(GIVEN EXERCISE)
Copy all the material that follows, keeping every character the same.

(INPUT RECORDS)
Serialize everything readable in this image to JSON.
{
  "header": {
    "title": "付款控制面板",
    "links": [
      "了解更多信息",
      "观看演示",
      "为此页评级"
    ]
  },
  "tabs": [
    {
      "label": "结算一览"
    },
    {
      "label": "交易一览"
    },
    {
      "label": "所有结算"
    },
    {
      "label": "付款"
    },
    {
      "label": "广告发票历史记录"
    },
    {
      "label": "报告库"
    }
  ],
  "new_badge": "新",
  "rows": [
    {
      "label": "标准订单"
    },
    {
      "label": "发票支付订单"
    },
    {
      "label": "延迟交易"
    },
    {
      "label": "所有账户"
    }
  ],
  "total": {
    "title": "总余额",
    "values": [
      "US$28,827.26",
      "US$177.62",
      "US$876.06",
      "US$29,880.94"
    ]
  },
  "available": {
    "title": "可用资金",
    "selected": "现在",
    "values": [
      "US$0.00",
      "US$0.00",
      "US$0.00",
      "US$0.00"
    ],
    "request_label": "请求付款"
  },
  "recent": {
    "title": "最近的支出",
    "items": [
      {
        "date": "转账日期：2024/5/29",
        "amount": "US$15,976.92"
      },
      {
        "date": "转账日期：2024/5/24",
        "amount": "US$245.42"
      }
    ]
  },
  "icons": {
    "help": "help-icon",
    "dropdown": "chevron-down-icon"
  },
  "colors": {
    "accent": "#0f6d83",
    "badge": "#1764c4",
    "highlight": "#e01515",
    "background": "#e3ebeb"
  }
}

(FINISHED EXERCISE)
Serialize everything readable in this image to JSON.
{
  "header": {
    "title": "付款控制面板",
    "links": [
      "了解更多信息",
      "观看演示",
      "为此页评级"
    ]
  },
  "tabs": [
    {
      "label": "结算一览"
    },
    {
      "label": "交易一览"
    },
    {
      "label": "所有结算"
    },
    {
      "label": "付款"
    },
    {
      "label": "广告发票历史记录"
    },
    {
      "label": "报告库"
    }
  ],
  "new_badge": "新",
  "rows": [
    {
      "label": "标准订单"
    },
    {
      "label": "发票支付订单"
    },
    {
      "label": "延迟交易"
    },
    {
      "label": "所有账户"
    }
  ],
  "total": {
    "title": "总余额",
    "values": [
      "US$28,827.26",
      "US$177.62",
      "US$876.06",
      "US$29,880.94"
    ]
  },
  "available": {
    "title": "可用资金",
    "selected": "现在",
    "values": [
      "US$0.00",
      "US$0.00",
      "US$0.00",
      "US$0.00"
    ],
    "request_label": "请求付款"
  },
  "recent": {
    "title": "最近的支出",
    "items": [
      {
        "date": "转账日期：2024/5/29",
        "amount": "US$15,976.92"
      },
      {
        "date": "转账日期：2024/5/24",
        "amount": "US$245.42"
      }
    ]
  },
  "icons": {
    "help": "help-icon",
    "dropdown": "chevron-down-icon"
  },
  "colors": {
    "accent": "#0f6d83",
    "badge": "#1764c4",
    "highlight": "#e01515",
    "background": "#e3ebeb"
  }
}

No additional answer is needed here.